[Stored entries]
───

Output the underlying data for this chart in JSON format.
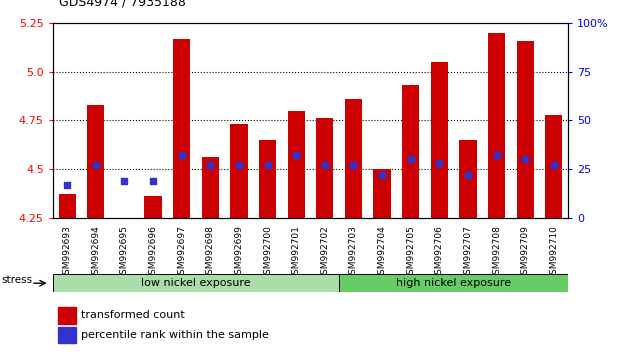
{
  "title": "GDS4974 / 7935188",
  "samples": [
    "GSM992693",
    "GSM992694",
    "GSM992695",
    "GSM992696",
    "GSM992697",
    "GSM992698",
    "GSM992699",
    "GSM992700",
    "GSM992701",
    "GSM992702",
    "GSM992703",
    "GSM992704",
    "GSM992705",
    "GSM992706",
    "GSM992707",
    "GSM992708",
    "GSM992709",
    "GSM992710"
  ],
  "transformed_counts": [
    4.37,
    4.83,
    4.25,
    4.36,
    5.17,
    4.56,
    4.73,
    4.65,
    4.8,
    4.76,
    4.86,
    4.5,
    4.93,
    5.05,
    4.65,
    5.2,
    5.16,
    4.78
  ],
  "percentile_ranks": [
    17,
    27,
    19,
    19,
    32,
    27,
    27,
    27,
    32,
    27,
    27,
    22,
    30,
    28,
    22,
    32,
    30,
    27
  ],
  "y_min": 4.25,
  "y_max": 5.25,
  "y_ticks": [
    4.25,
    4.5,
    4.75,
    5.0,
    5.25
  ],
  "y2_ticks": [
    0,
    25,
    50,
    75,
    100
  ],
  "bar_color": "#cc0000",
  "dot_color": "#3333cc",
  "background_color": "#ffffff",
  "low_nickel_label": "low nickel exposure",
  "high_nickel_label": "high nickel exposure",
  "low_nickel_color": "#aaddaa",
  "high_nickel_color": "#66cc66",
  "low_nickel_count": 10,
  "high_nickel_count": 8,
  "stress_label": "stress",
  "legend_red": "transformed count",
  "legend_blue": "percentile rank within the sample",
  "base_value": 4.25
}
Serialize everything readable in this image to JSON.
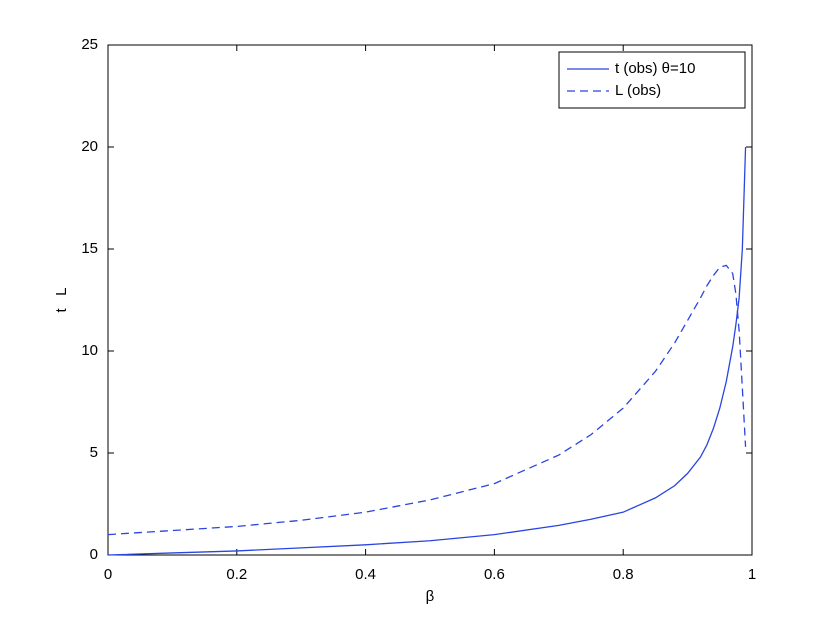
{
  "chart_data": {
    "type": "line",
    "x_label": "β",
    "y_label": "t   L",
    "x": [
      0,
      0.1,
      0.2,
      0.3,
      0.4,
      0.5,
      0.6,
      0.7,
      0.75,
      0.8,
      0.85,
      0.88,
      0.9,
      0.92,
      0.93,
      0.94,
      0.95,
      0.96,
      0.97,
      0.975,
      0.98,
      0.985,
      0.99
    ],
    "series": [
      {
        "name": "t (obs) θ=10",
        "color": "#2a45e0",
        "line_style": "solid",
        "values": [
          0,
          0.1,
          0.2,
          0.35,
          0.5,
          0.7,
          1.0,
          1.45,
          1.75,
          2.1,
          2.8,
          3.4,
          4.0,
          4.8,
          5.4,
          6.2,
          7.2,
          8.5,
          10.2,
          11.3,
          12.6,
          15.0,
          20.0
        ]
      },
      {
        "name": "L (obs)",
        "color": "#2a45e0",
        "line_style": "dashed",
        "values": [
          1.0,
          1.2,
          1.4,
          1.7,
          2.1,
          2.7,
          3.5,
          4.9,
          5.9,
          7.2,
          9.0,
          10.4,
          11.5,
          12.6,
          13.2,
          13.7,
          14.1,
          14.2,
          13.8,
          12.8,
          11.0,
          8.2,
          5.3
        ]
      }
    ],
    "xlim": [
      0,
      1
    ],
    "xticks": [
      0,
      0.2,
      0.4,
      0.6,
      0.8,
      1
    ],
    "ylim": [
      0,
      25
    ],
    "yticks": [
      0,
      5,
      10,
      15,
      20,
      25
    ],
    "grid": false,
    "legend": "upper right"
  }
}
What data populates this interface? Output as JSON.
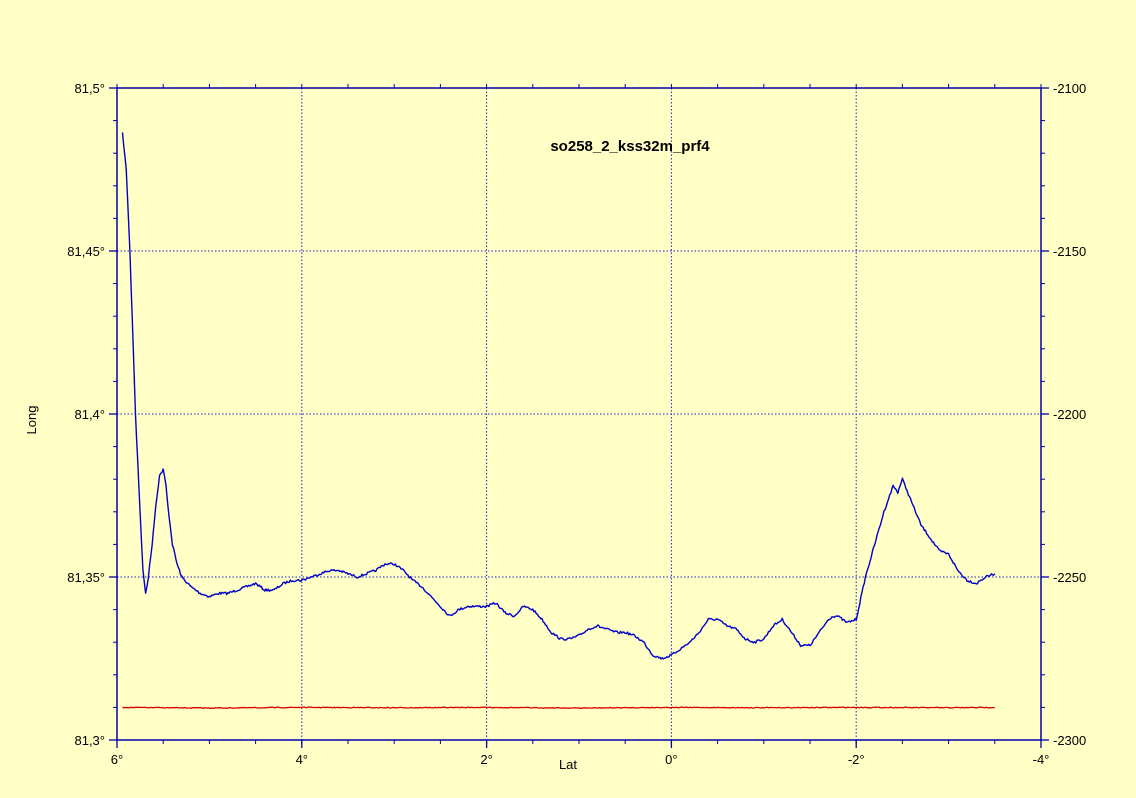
{
  "chart_data": {
    "type": "line",
    "title": "so258_2_kss32m_prf4",
    "xlabel": "Lat",
    "ylabel": "Long",
    "xlim": [
      6,
      -4
    ],
    "ylim_left": [
      81.3,
      81.5
    ],
    "ylim_right": [
      -2300,
      -2100
    ],
    "x_ticks": [
      6,
      4,
      2,
      0,
      -2,
      -4
    ],
    "x_tick_labels": [
      "6°",
      "4°",
      "2°",
      "0°",
      "-2°",
      "-4°"
    ],
    "y_left_ticks": [
      81.3,
      81.35,
      81.4,
      81.45,
      81.5
    ],
    "y_left_tick_labels": [
      "81,3°",
      "81,35°",
      "81,4°",
      "81,45°",
      "81,5°"
    ],
    "y_right_ticks": [
      -2300,
      -2250,
      -2200,
      -2150,
      -2100
    ],
    "y_right_tick_labels": [
      "-2300",
      "-2250",
      "-2200",
      "-2150",
      "-2100"
    ],
    "grid": true,
    "series": [
      {
        "axis": "left",
        "color": "#0000cc",
        "x": [
          5.94,
          5.9,
          5.86,
          5.8,
          5.75,
          5.72,
          5.69,
          5.66,
          5.62,
          5.58,
          5.54,
          5.5,
          5.47,
          5.45,
          5.4,
          5.35,
          5.3,
          5.2,
          5.1,
          5.0,
          4.9,
          4.8,
          4.7,
          4.6,
          4.5,
          4.4,
          4.3,
          4.2,
          4.1,
          4.0,
          3.9,
          3.8,
          3.7,
          3.6,
          3.5,
          3.4,
          3.3,
          3.2,
          3.1,
          3.0,
          2.9,
          2.8,
          2.7,
          2.6,
          2.5,
          2.4,
          2.3,
          2.2,
          2.1,
          2.0,
          1.9,
          1.8,
          1.7,
          1.6,
          1.5,
          1.4,
          1.3,
          1.2,
          1.1,
          1.0,
          0.9,
          0.8,
          0.7,
          0.6,
          0.5,
          0.4,
          0.3,
          0.2,
          0.1,
          0.0,
          -0.1,
          -0.2,
          -0.3,
          -0.4,
          -0.5,
          -0.6,
          -0.7,
          -0.8,
          -0.9,
          -1.0,
          -1.1,
          -1.2,
          -1.3,
          -1.4,
          -1.5,
          -1.6,
          -1.7,
          -1.75,
          -1.8,
          -1.9,
          -2.0,
          -2.1,
          -2.2,
          -2.3,
          -2.4,
          -2.45,
          -2.5,
          -2.6,
          -2.7,
          -2.8,
          -2.9,
          -3.0,
          -3.1,
          -3.2,
          -3.3,
          -3.4,
          -3.5
        ],
        "y": [
          81.486,
          81.475,
          81.45,
          81.4,
          81.37,
          81.352,
          81.345,
          81.35,
          81.36,
          81.372,
          81.381,
          81.383,
          81.378,
          81.372,
          81.36,
          81.354,
          81.35,
          81.347,
          81.345,
          81.344,
          81.345,
          81.345,
          81.346,
          81.347,
          81.348,
          81.346,
          81.346,
          81.348,
          81.349,
          81.349,
          81.35,
          81.351,
          81.352,
          81.352,
          81.351,
          81.35,
          81.351,
          81.352,
          81.354,
          81.354,
          81.352,
          81.349,
          81.347,
          81.344,
          81.341,
          81.338,
          81.34,
          81.341,
          81.341,
          81.341,
          81.342,
          81.339,
          81.338,
          81.341,
          81.34,
          81.337,
          81.333,
          81.331,
          81.331,
          81.332,
          81.334,
          81.335,
          81.334,
          81.333,
          81.333,
          81.332,
          81.33,
          81.326,
          81.325,
          81.326,
          81.328,
          81.33,
          81.333,
          81.337,
          81.337,
          81.335,
          81.334,
          81.331,
          81.33,
          81.331,
          81.335,
          81.337,
          81.333,
          81.329,
          81.329,
          81.333,
          81.337,
          81.338,
          81.338,
          81.336,
          81.337,
          81.35,
          81.36,
          81.37,
          81.378,
          81.376,
          81.38,
          81.373,
          81.366,
          81.362,
          81.358,
          81.357,
          81.352,
          81.349,
          81.348,
          81.35,
          81.351
        ]
      },
      {
        "axis": "right",
        "color": "#dd0000",
        "x": [
          5.94,
          5.0,
          4.0,
          3.0,
          2.0,
          1.0,
          0.0,
          -1.0,
          -2.0,
          -3.0,
          -3.5
        ],
        "y": [
          -2290.0,
          -2290.2,
          -2290.0,
          -2290.1,
          -2290.0,
          -2290.2,
          -2290.0,
          -2290.1,
          -2290.0,
          -2290.1,
          -2290.0
        ]
      }
    ]
  }
}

───

**REQUIRED WORK**
Find how many lines of the listing include the string "this" and give that number, nothing else.

**FINAL RESULT**
3